(Collection entries)

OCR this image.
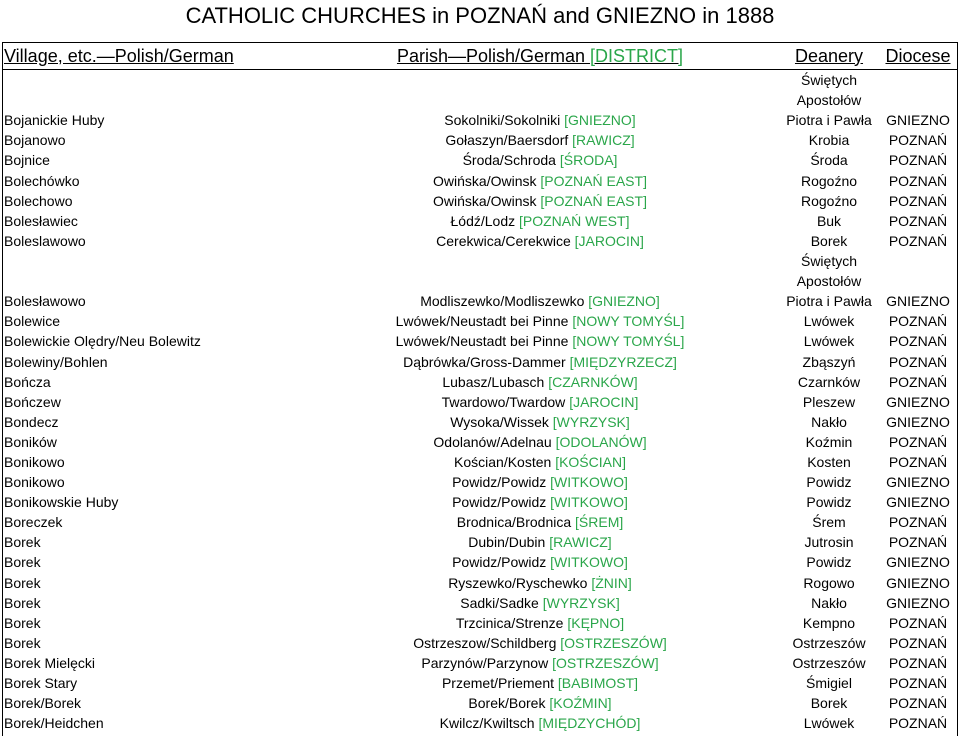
CATHOLIC CHURCHES in POZNAŃ and GNIEZNO in 1888
Village, etc.—Polish/German	Parish—Polish/German [DISTRICT]	Deanery	Diocese
Bojanickie Huby	Sokolniki/Sokolniki [GNIEZNO]	Świętych Apostołów Piotra i Pawła	GNIEZNO
Bojanowo	Gołaszyn/Baersdorf [RAWICZ]	Krobia	POZNAŃ
Bojnice	Środa/Schroda [ŚRODA]	Środa	POZNAŃ
Bolechówko	Owińska/Owinsk [POZNAŃ EAST]	Rogoźno	POZNAŃ
Bolechowo	Owińska/Owinsk [POZNAŃ EAST]	Rogoźno	POZNAŃ
Bolesławiec	Łódź/Lodz [POZNAŃ WEST]	Buk	POZNAŃ
Boleslawowo	Cerekwica/Cerekwice [JAROCIN]	Borek	POZNAŃ
Bolesławowo	Modliszewko/Modliszewko [GNIEZNO]	Świętych Apostołów Piotra i Pawła	GNIEZNO
Bolewice	Lwówek/Neustadt bei Pinne [NOWY TOMYŚL]	Lwówek	POZNAŃ
Bolewickie Olędry/Neu Bolewitz	Lwówek/Neustadt bei Pinne [NOWY TOMYŚL]	Lwówek	POZNAŃ
Bolewiny/Bohlen	Dąbrówka/Gross-Dammer [MIĘDZYRZECZ]	Zbąszyń	POZNAŃ
Bończa	Lubasz/Lubasch [CZARNKÓW]	Czarnków	POZNAŃ
Bończew	Twardowo/Twardow [JAROCIN]	Pleszew	GNIEZNO
Bondecz	Wysoka/Wissek [WYRZYSK]	Nakło	GNIEZNO
Boników	Odolanów/Adelnau [ODOLANÓW]	Koźmin	POZNAŃ
Bonikowo	Kościan/Kosten [KOŚCIAN]	Kosten	POZNAŃ
Bonikowo	Powidz/Powidz [WITKOWO]	Powidz	GNIEZNO
Bonikowskie Huby	Powidz/Powidz [WITKOWO]	Powidz	GNIEZNO
Boreczek	Brodnica/Brodnica [ŚREM]	Śrem	POZNAŃ
Borek	Dubin/Dubin [RAWICZ]	Jutrosin	POZNAŃ
Borek	Powidz/Powidz [WITKOWO]	Powidz	GNIEZNO
Borek	Ryszewko/Ryschewko [ŻNIN]	Rogowo	GNIEZNO
Borek	Sadki/Sadke [WYRZYSK]	Nakło	GNIEZNO
Borek	Trzcinica/Strenze [KĘPNO]	Kempno	POZNAŃ
Borek	Ostrzeszow/Schildberg [OSTRZESZÓW]	Ostrzeszów	POZNAŃ
Borek Mielęcki	Parzynów/Parzynow [OSTRZESZÓW]	Ostrzeszów	POZNAŃ
Borek Stary	Przemet/Priement [BABIMOST]	Śmigiel	POZNAŃ
Borek/Borek	Borek/Borek [KOŹMIN]	Borek	POZNAŃ
Borek/Heidchen	Kwilcz/Kwiltsch [MIĘDZYCHÓD]	Lwówek	POZNAŃ
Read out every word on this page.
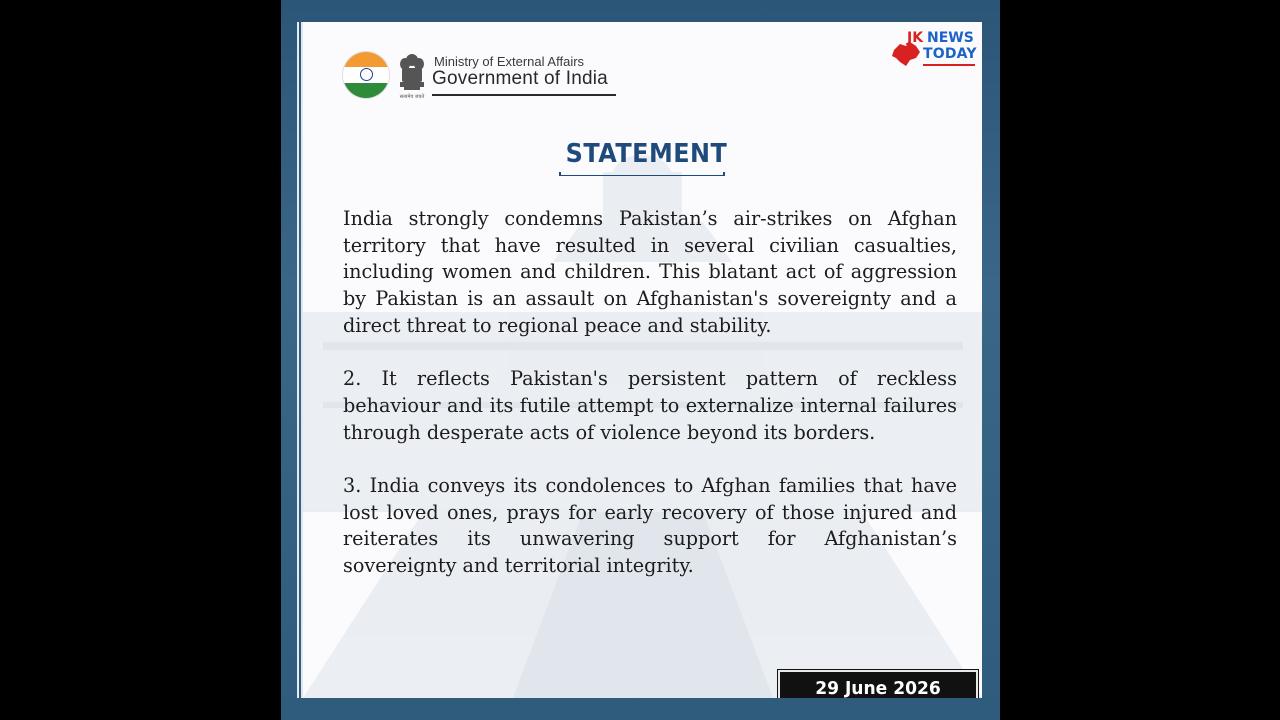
सत्यमेव जयते
Ministry of External Affairs
Government of India
STATEMENT

India strongly condemns Pakistan’s air-strikes on Afghan territory that have resulted in several civilian casualties, including women and children. This blatant act of aggression by Pakistan is an assault on Afghanistan's sovereignty and a direct threat to regional peace and stability.

2. It reflects Pakistan's persistent pattern of reckless behaviour and its futile attempt to externalize internal failures through desperate acts of violence beyond its borders.

3. India conveys its condolences to Afghan families that have lost loved ones, prays for early recovery of those injured and reiterates its unwavering support for Afghanistan’s sovereignty and territorial integrity.

29 June 2026
JK NEWS
TODAY
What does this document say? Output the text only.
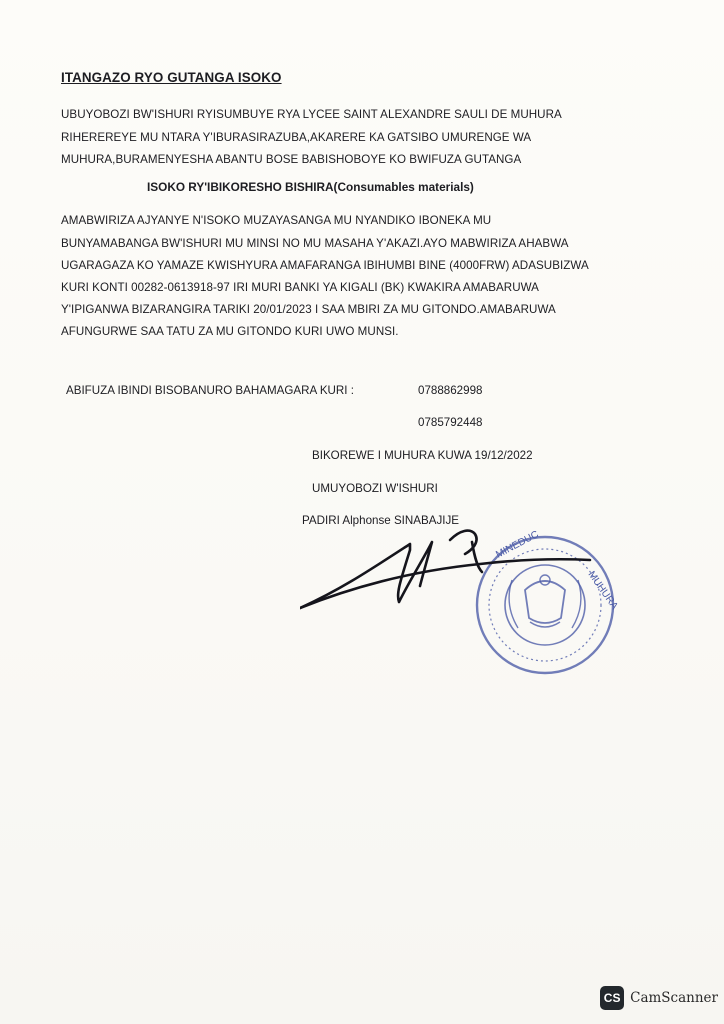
ITANGAZO RYO GUTANGA ISOKO
UBUYOBOZI BW'ISHURI RYISUMBUYE RYA LYCEE SAINT ALEXANDRE SAULI DE MUHURA
RIHEREREYE MU NTARA Y'IBURASIRAZUBA,AKARERE KA GATSIBO UMURENGE WA
MUHURA,BURAMENYESHA ABANTU BOSE BABISHOBOYE KO BWIFUZA GUTANGA
ISOKO RY'IBIKORESHO BISHIRA(Consumables materials)
AMABWIRIZA AJYANYE N'ISOKO MUZAYASANGA MU NYANDIKO IBONEKA MU
BUNYAMABANGA BW'ISHURI MU MINSI NO MU MASAHA Y'AKAZI.AYO MABWIRIZA AHABWA
UGARAGAZA KO YAMAZE KWISHYURA AMAFARANGA IBIHUMBI BINE (4000FRW) ADASUBIZWA
KURI KONTI 00282-0613918-97 IRI MURI BANKI YA KIGALI (BK) KWAKIRA AMABARUWA
Y'IPIGANWA BIZARANGIRA TARIKI 20/01/2023 I SAA MBIRI ZA MU GITONDO.AMABARUWA
AFUNGURWE SAA TATU ZA MU GITONDO KURI UWO MUNSI.
ABIFUZA IBINDI BISOBANURO BAHAMAGARA KURI :	0788862998
0785792448
BIKOREWE I MUHURA KUWA 19/12/2022
UMUYOBOZI W'ISHURI
PADIRI Alphonse SINABAJIJE
MINEDUC
MUHURA
CS CamScanner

* [PROBLEM STATEMENT] Look through the data above. Each line containing the word "TOMYŚL" needs to be copied.

* [ANSWER TO THE TASK]
Bolewice	Lwówek/Neustadt bei Pinne [NOWY TOMYŚL]	Lwówek	POZNAŃ
Bolewickie Olędry/Neu Bolewitz	Lwówek/Neustadt bei Pinne [NOWY TOMYŚL]	Lwówek	POZNAŃ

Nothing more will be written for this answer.